__REQUIREMENT__.
The entries below need to be written out exactly, with no pictures included.

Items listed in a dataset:
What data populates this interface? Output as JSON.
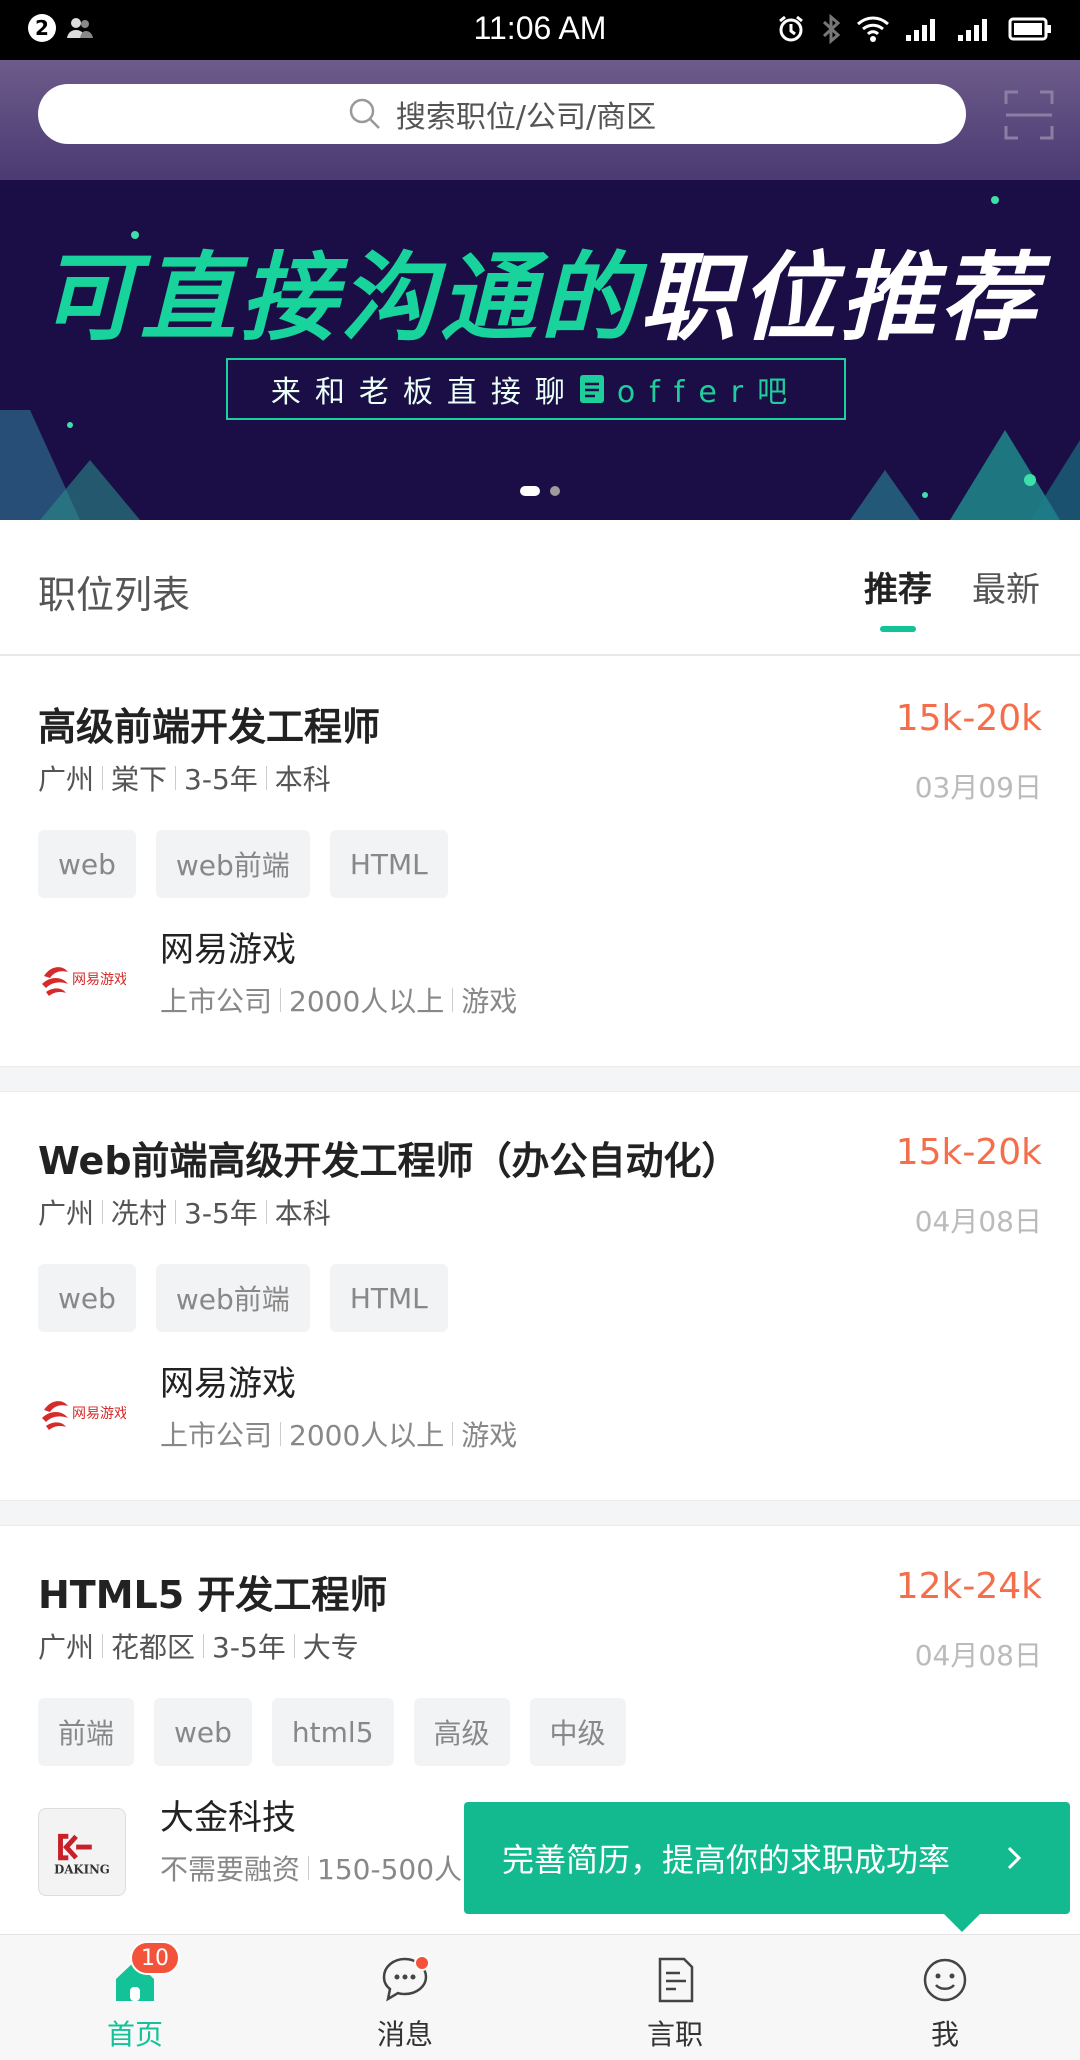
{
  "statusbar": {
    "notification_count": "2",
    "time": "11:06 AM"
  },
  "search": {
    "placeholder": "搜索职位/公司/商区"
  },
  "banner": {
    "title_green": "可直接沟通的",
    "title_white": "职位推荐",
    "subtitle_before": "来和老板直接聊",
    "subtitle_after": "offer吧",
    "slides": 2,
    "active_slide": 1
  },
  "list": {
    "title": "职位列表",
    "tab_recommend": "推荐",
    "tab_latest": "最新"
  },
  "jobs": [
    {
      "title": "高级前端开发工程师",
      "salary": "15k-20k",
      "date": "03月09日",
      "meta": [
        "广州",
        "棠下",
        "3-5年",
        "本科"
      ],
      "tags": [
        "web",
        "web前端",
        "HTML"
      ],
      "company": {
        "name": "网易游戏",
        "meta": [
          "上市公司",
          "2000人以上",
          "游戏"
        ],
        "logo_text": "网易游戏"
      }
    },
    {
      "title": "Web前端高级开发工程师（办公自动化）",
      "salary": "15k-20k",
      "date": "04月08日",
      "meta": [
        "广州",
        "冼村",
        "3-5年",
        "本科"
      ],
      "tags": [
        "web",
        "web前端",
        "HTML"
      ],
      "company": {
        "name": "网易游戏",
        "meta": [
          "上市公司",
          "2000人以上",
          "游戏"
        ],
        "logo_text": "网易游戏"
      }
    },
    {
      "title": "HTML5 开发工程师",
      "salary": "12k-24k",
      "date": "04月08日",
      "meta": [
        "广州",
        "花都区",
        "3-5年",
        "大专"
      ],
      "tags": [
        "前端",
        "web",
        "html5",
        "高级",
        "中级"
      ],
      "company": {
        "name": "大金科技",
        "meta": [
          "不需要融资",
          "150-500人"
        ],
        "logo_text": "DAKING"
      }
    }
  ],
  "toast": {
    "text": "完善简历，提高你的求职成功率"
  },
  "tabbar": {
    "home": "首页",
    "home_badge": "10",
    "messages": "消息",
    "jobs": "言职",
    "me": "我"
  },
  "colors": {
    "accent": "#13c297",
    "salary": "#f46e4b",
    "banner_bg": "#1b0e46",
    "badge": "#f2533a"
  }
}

__COMPLETE ANSWER__.
What data populates this interface? Output as JSON.
{
  "statusbar": {
    "notification_count": "2",
    "time": "11:06 AM"
  },
  "search": {
    "placeholder": "搜索职位/公司/商区"
  },
  "banner": {
    "title_green": "可直接沟通的",
    "title_white": "职位推荐",
    "subtitle_before": "来和老板直接聊",
    "subtitle_after": "offer吧",
    "slides": 2,
    "active_slide": 1
  },
  "list": {
    "title": "职位列表",
    "tab_recommend": "推荐",
    "tab_latest": "最新"
  },
  "jobs": [
    {
      "title": "高级前端开发工程师",
      "salary": "15k-20k",
      "date": "03月09日",
      "meta": [
        "广州",
        "棠下",
        "3-5年",
        "本科"
      ],
      "tags": [
        "web",
        "web前端",
        "HTML"
      ],
      "company": {
        "name": "网易游戏",
        "meta": [
          "上市公司",
          "2000人以上",
          "游戏"
        ],
        "logo_text": "网易游戏"
      }
    },
    {
      "title": "Web前端高级开发工程师（办公自动化）",
      "salary": "15k-20k",
      "date": "04月08日",
      "meta": [
        "广州",
        "冼村",
        "3-5年",
        "本科"
      ],
      "tags": [
        "web",
        "web前端",
        "HTML"
      ],
      "company": {
        "name": "网易游戏",
        "meta": [
          "上市公司",
          "2000人以上",
          "游戏"
        ],
        "logo_text": "网易游戏"
      }
    },
    {
      "title": "HTML5 开发工程师",
      "salary": "12k-24k",
      "date": "04月08日",
      "meta": [
        "广州",
        "花都区",
        "3-5年",
        "大专"
      ],
      "tags": [
        "前端",
        "web",
        "html5",
        "高级",
        "中级"
      ],
      "company": {
        "name": "大金科技",
        "meta": [
          "不需要融资",
          "150-500人"
        ],
        "logo_text": "DAKING"
      }
    }
  ],
  "toast": {
    "text": "完善简历，提高你的求职成功率"
  },
  "tabbar": {
    "home": "首页",
    "home_badge": "10",
    "messages": "消息",
    "jobs": "言职",
    "me": "我"
  },
  "colors": {
    "accent": "#13c297",
    "salary": "#f46e4b",
    "banner_bg": "#1b0e46",
    "badge": "#f2533a"
  }
}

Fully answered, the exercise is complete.